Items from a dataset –
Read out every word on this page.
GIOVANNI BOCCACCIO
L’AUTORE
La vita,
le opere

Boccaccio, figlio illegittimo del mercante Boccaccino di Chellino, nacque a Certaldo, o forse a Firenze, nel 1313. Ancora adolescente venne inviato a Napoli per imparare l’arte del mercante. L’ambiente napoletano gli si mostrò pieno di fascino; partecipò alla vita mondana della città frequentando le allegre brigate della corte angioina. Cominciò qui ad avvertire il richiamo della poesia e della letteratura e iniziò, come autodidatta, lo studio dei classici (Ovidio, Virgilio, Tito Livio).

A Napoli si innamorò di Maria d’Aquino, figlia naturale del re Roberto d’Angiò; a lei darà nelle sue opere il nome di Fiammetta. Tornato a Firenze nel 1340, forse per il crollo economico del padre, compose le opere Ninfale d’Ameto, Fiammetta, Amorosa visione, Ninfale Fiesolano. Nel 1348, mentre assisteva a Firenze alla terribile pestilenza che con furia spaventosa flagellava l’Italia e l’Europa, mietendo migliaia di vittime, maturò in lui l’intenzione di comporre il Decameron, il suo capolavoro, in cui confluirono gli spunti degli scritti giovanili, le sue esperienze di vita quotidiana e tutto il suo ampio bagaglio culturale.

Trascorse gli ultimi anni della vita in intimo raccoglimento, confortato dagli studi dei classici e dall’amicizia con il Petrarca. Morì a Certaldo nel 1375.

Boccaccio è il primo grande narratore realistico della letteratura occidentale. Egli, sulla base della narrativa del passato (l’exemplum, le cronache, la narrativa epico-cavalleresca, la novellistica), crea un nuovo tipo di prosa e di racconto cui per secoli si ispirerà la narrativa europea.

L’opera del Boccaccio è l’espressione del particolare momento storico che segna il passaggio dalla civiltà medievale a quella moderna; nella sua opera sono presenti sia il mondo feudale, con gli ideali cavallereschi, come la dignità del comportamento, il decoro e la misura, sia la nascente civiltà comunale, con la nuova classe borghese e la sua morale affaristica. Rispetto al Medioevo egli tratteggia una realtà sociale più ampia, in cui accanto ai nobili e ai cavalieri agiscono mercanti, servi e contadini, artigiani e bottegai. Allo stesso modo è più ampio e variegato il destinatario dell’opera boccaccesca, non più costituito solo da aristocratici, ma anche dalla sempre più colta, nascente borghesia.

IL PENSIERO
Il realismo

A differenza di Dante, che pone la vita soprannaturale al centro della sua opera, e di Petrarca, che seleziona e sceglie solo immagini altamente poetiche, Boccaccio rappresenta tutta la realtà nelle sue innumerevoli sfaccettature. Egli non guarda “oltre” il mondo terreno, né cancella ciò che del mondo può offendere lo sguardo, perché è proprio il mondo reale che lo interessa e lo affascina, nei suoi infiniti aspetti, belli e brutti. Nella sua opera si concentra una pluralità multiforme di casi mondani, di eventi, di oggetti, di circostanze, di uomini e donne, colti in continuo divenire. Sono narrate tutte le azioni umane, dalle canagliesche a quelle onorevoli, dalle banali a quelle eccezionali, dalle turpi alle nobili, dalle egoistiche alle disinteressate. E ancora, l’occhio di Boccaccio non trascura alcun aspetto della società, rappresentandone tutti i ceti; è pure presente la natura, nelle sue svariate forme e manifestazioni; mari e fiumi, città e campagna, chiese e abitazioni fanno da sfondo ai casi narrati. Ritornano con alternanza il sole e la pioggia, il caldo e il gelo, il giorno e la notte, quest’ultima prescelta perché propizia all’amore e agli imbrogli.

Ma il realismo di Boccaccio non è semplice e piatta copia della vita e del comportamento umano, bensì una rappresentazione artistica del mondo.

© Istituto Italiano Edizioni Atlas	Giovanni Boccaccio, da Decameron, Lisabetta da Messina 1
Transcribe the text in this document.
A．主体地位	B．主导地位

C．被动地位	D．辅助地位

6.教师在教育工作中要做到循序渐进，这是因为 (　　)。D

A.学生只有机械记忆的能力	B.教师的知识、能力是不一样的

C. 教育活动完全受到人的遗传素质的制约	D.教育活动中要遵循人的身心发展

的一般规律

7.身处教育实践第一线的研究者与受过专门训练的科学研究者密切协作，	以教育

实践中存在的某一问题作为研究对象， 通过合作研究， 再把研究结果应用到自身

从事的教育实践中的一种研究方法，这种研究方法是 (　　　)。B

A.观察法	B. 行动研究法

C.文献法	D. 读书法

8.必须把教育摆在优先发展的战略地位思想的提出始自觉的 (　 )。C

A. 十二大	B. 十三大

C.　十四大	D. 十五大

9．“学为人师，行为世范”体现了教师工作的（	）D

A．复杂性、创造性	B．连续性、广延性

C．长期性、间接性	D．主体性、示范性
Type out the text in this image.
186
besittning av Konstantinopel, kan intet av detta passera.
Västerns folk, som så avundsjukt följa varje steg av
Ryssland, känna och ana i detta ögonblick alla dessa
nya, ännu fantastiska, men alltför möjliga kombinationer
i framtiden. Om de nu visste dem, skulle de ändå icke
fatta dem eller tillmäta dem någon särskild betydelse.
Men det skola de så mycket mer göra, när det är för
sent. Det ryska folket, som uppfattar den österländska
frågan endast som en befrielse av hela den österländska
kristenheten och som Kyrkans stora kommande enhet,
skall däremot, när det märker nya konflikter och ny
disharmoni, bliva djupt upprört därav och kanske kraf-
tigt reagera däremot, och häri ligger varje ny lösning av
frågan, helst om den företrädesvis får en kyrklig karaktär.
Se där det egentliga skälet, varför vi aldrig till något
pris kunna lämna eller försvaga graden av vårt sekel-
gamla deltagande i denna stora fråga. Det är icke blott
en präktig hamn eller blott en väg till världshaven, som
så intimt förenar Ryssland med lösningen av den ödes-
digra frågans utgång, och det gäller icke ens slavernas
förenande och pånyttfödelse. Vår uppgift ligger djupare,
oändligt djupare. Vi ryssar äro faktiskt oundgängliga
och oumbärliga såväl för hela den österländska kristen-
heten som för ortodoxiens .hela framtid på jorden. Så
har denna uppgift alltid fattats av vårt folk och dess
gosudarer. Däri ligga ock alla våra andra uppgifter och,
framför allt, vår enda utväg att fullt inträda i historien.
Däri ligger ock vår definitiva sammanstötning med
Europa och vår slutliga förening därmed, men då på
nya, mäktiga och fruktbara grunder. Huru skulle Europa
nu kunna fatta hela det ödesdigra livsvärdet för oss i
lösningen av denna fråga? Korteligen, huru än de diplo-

Work to complete –
Give an exact repetition of all the material.

The reply –
Read out every word on this page.
GIOVANNI BOCCACCIO
L’AUTORE
La vita,
le opere

Boccaccio, figlio illegittimo del mercante Boccaccino di Chellino, nacque a Certaldo, o forse a Firenze, nel 1313. Ancora adolescente venne inviato a Napoli per imparare l’arte del mercante. L’ambiente napoletano gli si mostrò pieno di fascino; partecipò alla vita mondana della città frequentando le allegre brigate della corte angioina. Cominciò qui ad avvertire il richiamo della poesia e della letteratura e iniziò, come autodidatta, lo studio dei classici (Ovidio, Virgilio, Tito Livio).

A Napoli si innamorò di Maria d’Aquino, figlia naturale del re Roberto d’Angiò; a lei darà nelle sue opere il nome di Fiammetta. Tornato a Firenze nel 1340, forse per il crollo economico del padre, compose le opere Ninfale d’Ameto, Fiammetta, Amorosa visione, Ninfale Fiesolano. Nel 1348, mentre assisteva a Firenze alla terribile pestilenza che con furia spaventosa flagellava l’Italia e l’Europa, mietendo migliaia di vittime, maturò in lui l’intenzione di comporre il Decameron, il suo capolavoro, in cui confluirono gli spunti degli scritti giovanili, le sue esperienze di vita quotidiana e tutto il suo ampio bagaglio culturale.

Trascorse gli ultimi anni della vita in intimo raccoglimento, confortato dagli studi dei classici e dall’amicizia con il Petrarca. Morì a Certaldo nel 1375.

Boccaccio è il primo grande narratore realistico della letteratura occidentale. Egli, sulla base della narrativa del passato (l’exemplum, le cronache, la narrativa epico-cavalleresca, la novellistica), crea un nuovo tipo di prosa e di racconto cui per secoli si ispirerà la narrativa europea.

L’opera del Boccaccio è l’espressione del particolare momento storico che segna il passaggio dalla civiltà medievale a quella moderna; nella sua opera sono presenti sia il mondo feudale, con gli ideali cavallereschi, come la dignità del comportamento, il decoro e la misura, sia la nascente civiltà comunale, con la nuova classe borghese e la sua morale affaristica. Rispetto al Medioevo egli tratteggia una realtà sociale più ampia, in cui accanto ai nobili e ai cavalieri agiscono mercanti, servi e contadini, artigiani e bottegai. Allo stesso modo è più ampio e variegato il destinatario dell’opera boccaccesca, non più costituito solo da aristocratici, ma anche dalla sempre più colta, nascente borghesia.

IL PENSIERO
Il realismo

A differenza di Dante, che pone la vita soprannaturale al centro della sua opera, e di Petrarca, che seleziona e sceglie solo immagini altamente poetiche, Boccaccio rappresenta tutta la realtà nelle sue innumerevoli sfaccettature. Egli non guarda “oltre” il mondo terreno, né cancella ciò che del mondo può offendere lo sguardo, perché è proprio il mondo reale che lo interessa e lo affascina, nei suoi infiniti aspetti, belli e brutti. Nella sua opera si concentra una pluralità multiforme di casi mondani, di eventi, di oggetti, di circostanze, di uomini e donne, colti in continuo divenire. Sono narrate tutte le azioni umane, dalle canagliesche a quelle onorevoli, dalle banali a quelle eccezionali, dalle turpi alle nobili, dalle egoistiche alle disinteressate. E ancora, l’occhio di Boccaccio non trascura alcun aspetto della società, rappresentandone tutti i ceti; è pure presente la natura, nelle sue svariate forme e manifestazioni; mari e fiumi, città e campagna, chiese e abitazioni fanno da sfondo ai casi narrati. Ritornano con alternanza il sole e la pioggia, il caldo e il gelo, il giorno e la notte, quest’ultima prescelta perché propizia all’amore e agli imbrogli.

Ma il realismo di Boccaccio non è semplice e piatta copia della vita e del comportamento umano, bensì una rappresentazione artistica del mondo.

© Istituto Italiano Edizioni Atlas	Giovanni Boccaccio, da Decameron, Lisabetta da Messina 1
Transcribe the text in this document.
A．主体地位	B．主导地位

C．被动地位	D．辅助地位

6.教师在教育工作中要做到循序渐进，这是因为 (　　)。D

A.学生只有机械记忆的能力	B.教师的知识、能力是不一样的

C. 教育活动完全受到人的遗传素质的制约	D.教育活动中要遵循人的身心发展

的一般规律

7.身处教育实践第一线的研究者与受过专门训练的科学研究者密切协作，	以教育

实践中存在的某一问题作为研究对象， 通过合作研究， 再把研究结果应用到自身

从事的教育实践中的一种研究方法，这种研究方法是 (　　　)。B

A.观察法	B. 行动研究法

C.文献法	D. 读书法

8.必须把教育摆在优先发展的战略地位思想的提出始自觉的 (　 )。C

A. 十二大	B. 十三大

C.　十四大	D. 十五大

9．“学为人师，行为世范”体现了教师工作的（	）D

A．复杂性、创造性	B．连续性、广延性

C．长期性、间接性	D．主体性、示范性
Type out the text in this image.
186
besittning av Konstantinopel, kan intet av detta passera.
Västerns folk, som så avundsjukt följa varje steg av
Ryssland, känna och ana i detta ögonblick alla dessa
nya, ännu fantastiska, men alltför möjliga kombinationer
i framtiden. Om de nu visste dem, skulle de ändå icke
fatta dem eller tillmäta dem någon särskild betydelse.
Men det skola de så mycket mer göra, när det är för
sent. Det ryska folket, som uppfattar den österländska
frågan endast som en befrielse av hela den österländska
kristenheten och som Kyrkans stora kommande enhet,
skall däremot, när det märker nya konflikter och ny
disharmoni, bliva djupt upprört därav och kanske kraf-
tigt reagera däremot, och häri ligger varje ny lösning av
frågan, helst om den företrädesvis får en kyrklig karaktär.
Se där det egentliga skälet, varför vi aldrig till något
pris kunna lämna eller försvaga graden av vårt sekel-
gamla deltagande i denna stora fråga. Det är icke blott
en präktig hamn eller blott en väg till världshaven, som
så intimt förenar Ryssland med lösningen av den ödes-
digra frågans utgång, och det gäller icke ens slavernas
förenande och pånyttfödelse. Vår uppgift ligger djupare,
oändligt djupare. Vi ryssar äro faktiskt oundgängliga
och oumbärliga såväl för hela den österländska kristen-
heten som för ortodoxiens .hela framtid på jorden. Så
har denna uppgift alltid fattats av vårt folk och dess
gosudarer. Däri ligga ock alla våra andra uppgifter och,
framför allt, vår enda utväg att fullt inträda i historien.
Däri ligger ock vår definitiva sammanstötning med
Europa och vår slutliga förening därmed, men då på
nya, mäktiga och fruktbara grunder. Huru skulle Europa
nu kunna fatta hela det ödesdigra livsvärdet för oss i
lösningen av denna fråga? Korteligen, huru än de diplo-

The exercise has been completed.